** Raw data **
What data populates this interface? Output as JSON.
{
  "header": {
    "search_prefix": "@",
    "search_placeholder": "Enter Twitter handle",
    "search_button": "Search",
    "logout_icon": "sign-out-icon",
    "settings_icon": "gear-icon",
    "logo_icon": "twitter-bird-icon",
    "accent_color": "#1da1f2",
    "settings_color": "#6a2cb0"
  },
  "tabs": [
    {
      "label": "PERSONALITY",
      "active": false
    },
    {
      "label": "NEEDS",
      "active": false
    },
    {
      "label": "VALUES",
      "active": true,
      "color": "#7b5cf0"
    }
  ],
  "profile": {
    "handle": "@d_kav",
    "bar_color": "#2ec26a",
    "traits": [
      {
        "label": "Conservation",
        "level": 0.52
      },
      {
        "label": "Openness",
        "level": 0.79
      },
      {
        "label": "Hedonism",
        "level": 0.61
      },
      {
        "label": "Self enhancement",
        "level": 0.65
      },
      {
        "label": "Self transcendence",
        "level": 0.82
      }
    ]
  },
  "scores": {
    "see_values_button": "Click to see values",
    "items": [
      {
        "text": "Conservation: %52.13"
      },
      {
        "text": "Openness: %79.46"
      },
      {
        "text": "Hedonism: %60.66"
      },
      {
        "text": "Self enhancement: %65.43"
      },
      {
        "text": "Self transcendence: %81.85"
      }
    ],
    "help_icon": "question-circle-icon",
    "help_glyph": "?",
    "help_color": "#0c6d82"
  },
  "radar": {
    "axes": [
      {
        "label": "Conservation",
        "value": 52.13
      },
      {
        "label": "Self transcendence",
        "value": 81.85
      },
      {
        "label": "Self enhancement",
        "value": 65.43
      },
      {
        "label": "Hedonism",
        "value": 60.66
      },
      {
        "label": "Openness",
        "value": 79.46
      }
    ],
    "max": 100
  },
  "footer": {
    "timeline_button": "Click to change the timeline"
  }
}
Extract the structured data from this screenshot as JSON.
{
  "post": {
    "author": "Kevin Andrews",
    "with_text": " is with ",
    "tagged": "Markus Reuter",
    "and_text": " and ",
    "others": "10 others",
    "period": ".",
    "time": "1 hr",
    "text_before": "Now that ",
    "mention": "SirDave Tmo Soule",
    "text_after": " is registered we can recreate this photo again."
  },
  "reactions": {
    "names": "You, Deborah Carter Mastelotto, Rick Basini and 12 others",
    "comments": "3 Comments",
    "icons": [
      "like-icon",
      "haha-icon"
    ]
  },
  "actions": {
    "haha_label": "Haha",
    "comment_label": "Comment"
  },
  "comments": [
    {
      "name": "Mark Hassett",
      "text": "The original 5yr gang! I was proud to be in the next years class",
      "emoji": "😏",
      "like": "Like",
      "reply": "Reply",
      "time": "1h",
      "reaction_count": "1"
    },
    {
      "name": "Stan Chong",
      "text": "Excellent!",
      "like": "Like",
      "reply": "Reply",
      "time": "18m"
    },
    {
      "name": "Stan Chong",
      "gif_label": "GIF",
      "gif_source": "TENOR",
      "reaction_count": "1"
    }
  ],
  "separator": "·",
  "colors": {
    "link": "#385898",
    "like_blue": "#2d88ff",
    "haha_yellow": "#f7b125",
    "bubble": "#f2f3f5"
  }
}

** Your goal **
Look above for the line that holds "Extract the structured", then copy it and each line after it exactly, through the last line of the data.

** Exercise result **
Extract the structured data from this screenshot as JSON.
{
  "post": {
    "author": "Kevin Andrews",
    "with_text": " is with ",
    "tagged": "Markus Reuter",
    "and_text": " and ",
    "others": "10 others",
    "period": ".",
    "time": "1 hr",
    "text_before": "Now that ",
    "mention": "SirDave Tmo Soule",
    "text_after": " is registered we can recreate this photo again."
  },
  "reactions": {
    "names": "You, Deborah Carter Mastelotto, Rick Basini and 12 others",
    "comments": "3 Comments",
    "icons": [
      "like-icon",
      "haha-icon"
    ]
  },
  "actions": {
    "haha_label": "Haha",
    "comment_label": "Comment"
  },
  "comments": [
    {
      "name": "Mark Hassett",
      "text": "The original 5yr gang! I was proud to be in the next years class",
      "emoji": "😏",
      "like": "Like",
      "reply": "Reply",
      "time": "1h",
      "reaction_count": "1"
    },
    {
      "name": "Stan Chong",
      "text": "Excellent!",
      "like": "Like",
      "reply": "Reply",
      "time": "18m"
    },
    {
      "name": "Stan Chong",
      "gif_label": "GIF",
      "gif_source": "TENOR",
      "reaction_count": "1"
    }
  ],
  "separator": "·",
  "colors": {
    "link": "#385898",
    "like_blue": "#2d88ff",
    "haha_yellow": "#f7b125",
    "bubble": "#f2f3f5"
  }
}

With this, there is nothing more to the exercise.